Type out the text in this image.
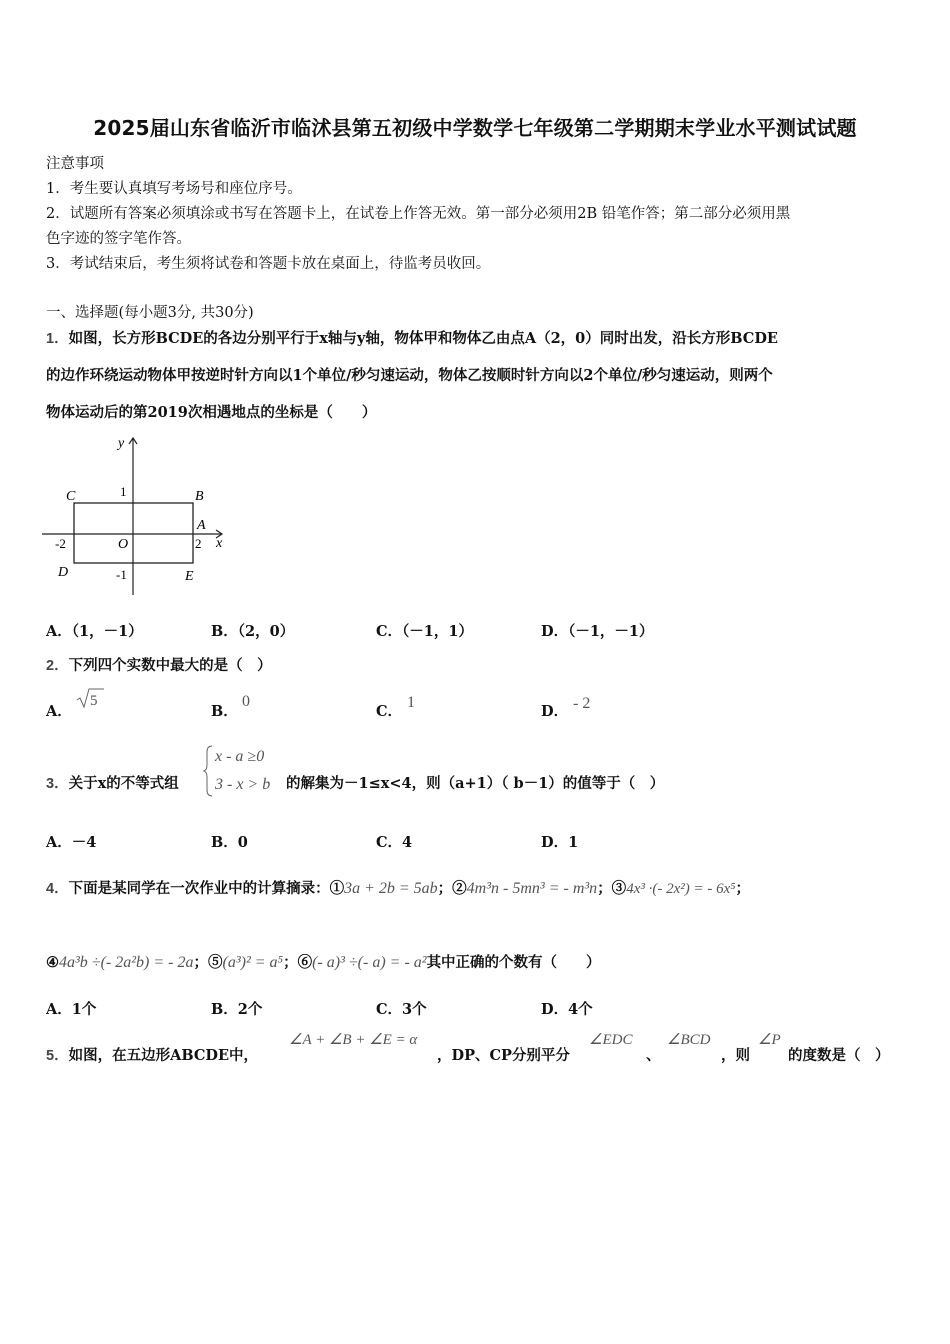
2025届山东省临沂市临沭县第五初级中学数学七年级第二学期期末学业水平测试试题
注意事项
1．考生要认真填写考场号和座位序号。
2．试题所有答案必须填涂或书写在答题卡上，在试卷上作答无效。第一部分必须用2B 铅笔作答；第二部分必须用黑
色字迹的签字笔作答。
3．考试结束后，考生须将试卷和答题卡放在桌面上，待监考员收回。
一、选择题(每小题3分, 共30分)
1．如图，长方形BCDE的各边分别平行于x轴与y轴，物体甲和物体乙由点A（2，0）同时出发，沿长方形BCDE
的边作环绕运动物体甲按逆时针方向以1个单位/秒匀速运动，物体乙按顺时针方向以2个单位/秒匀速运动，则两个
物体运动后的第2019次相遇地点的坐标是（　　）
y
x
C	B
A
D	E
O
1
-1
2
-2
A．（1，－1）	B．（2，0）	C．（－1，1）	D．（－1，－1）
2．下列四个实数中最大的是（　）
A．
5
B．
0
C．
1
D． - 2
3．关于x的不等式组
x - a ≥0
3 - x > b 的解集为－1≤x<4，则（a+1）（ b－1）的值等于（　）
A．－4	B．0	C．4	D．1
4．下面是某同学在一次作业中的计算摘录：①3a + 2b = 5ab；②4m³n - 5mn³ = - m³n；③4x³ ·(- 2x²) = - 6x⁵；
④4a³b ÷(- 2a²b) = - 2a；⑤(a³)² = a⁵；⑥(- a)³ ÷(- a) = - a²其中正确的个数有（　　）
A．1个	B．2个	C．3个	D．4个
5．如图，在五边形ABCDE中，
∠A + ∠B + ∠E = α
，DP、CP分别平分
∠EDC
、
∠BCD
，则
∠P
的度数是（　）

============================================================

**Directions:**
Transcribe the full listing above exactly, with the images removed.

**Exercise answer:**
Type out the text in this image.
2025届山东省临沂市临沭县第五初级中学数学七年级第二学期期末学业水平测试试题
注意事项
1．考生要认真填写考场号和座位序号。
2．试题所有答案必须填涂或书写在答题卡上，在试卷上作答无效。第一部分必须用2B 铅笔作答；第二部分必须用黑
色字迹的签字笔作答。
3．考试结束后，考生须将试卷和答题卡放在桌面上，待监考员收回。
一、选择题(每小题3分, 共30分)
1．如图，长方形BCDE的各边分别平行于x轴与y轴，物体甲和物体乙由点A（2，0）同时出发，沿长方形BCDE
的边作环绕运动物体甲按逆时针方向以1个单位/秒匀速运动，物体乙按顺时针方向以2个单位/秒匀速运动，则两个
物体运动后的第2019次相遇地点的坐标是（　　）
y
x
C	B
A
D	E
O
1
-1
2
-2
A．（1，－1）	B．（2，0）	C．（－1，1）	D．（－1，－1）
2．下列四个实数中最大的是（　）
A．
5
B．
0
C．
1
D． - 2
3．关于x的不等式组
x - a ≥0
3 - x > b 的解集为－1≤x<4，则（a+1）（ b－1）的值等于（　）
A．－4	B．0	C．4	D．1
4．下面是某同学在一次作业中的计算摘录：①3a + 2b = 5ab；②4m³n - 5mn³ = - m³n；③4x³ ·(- 2x²) = - 6x⁵；
④4a³b ÷(- 2a²b) = - 2a；⑤(a³)² = a⁵；⑥(- a)³ ÷(- a) = - a²其中正确的个数有（　　）
A．1个	B．2个	C．3个	D．4个
5．如图，在五边形ABCDE中，
∠A + ∠B + ∠E = α
，DP、CP分别平分
∠EDC
、
∠BCD
，则
∠P
的度数是（　）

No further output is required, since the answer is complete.